Exercise goal: Write out the material again exactly, please, and omit the pictures.

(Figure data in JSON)

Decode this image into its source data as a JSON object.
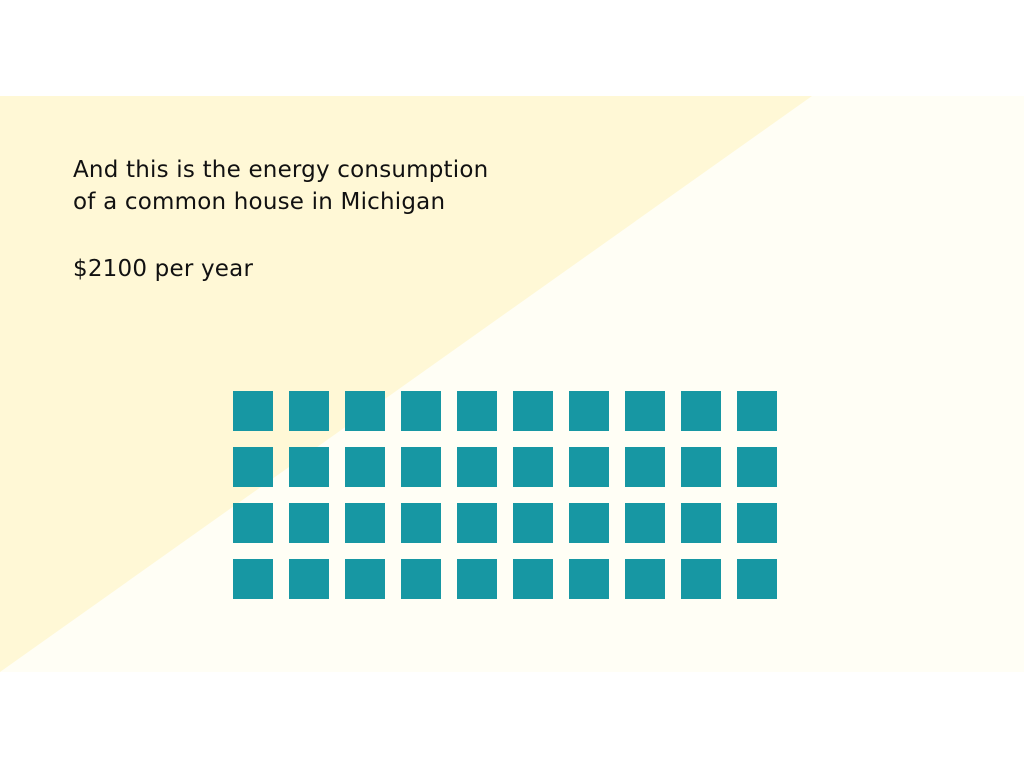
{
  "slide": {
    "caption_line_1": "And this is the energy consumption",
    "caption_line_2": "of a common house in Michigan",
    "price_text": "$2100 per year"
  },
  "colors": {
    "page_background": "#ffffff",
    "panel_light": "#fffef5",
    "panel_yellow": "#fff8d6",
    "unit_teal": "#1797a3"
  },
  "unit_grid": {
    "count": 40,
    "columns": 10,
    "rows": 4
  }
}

The solution:
Decode this image into its source data as a JSON object.
{
  "slide": {
    "caption_line_1": "And this is the energy consumption",
    "caption_line_2": "of a common house in Michigan",
    "price_text": "$2100 per year"
  },
  "colors": {
    "page_background": "#ffffff",
    "panel_light": "#fffef5",
    "panel_yellow": "#fff8d6",
    "unit_teal": "#1797a3"
  },
  "unit_grid": {
    "count": 40,
    "columns": 10,
    "rows": 4
  }
}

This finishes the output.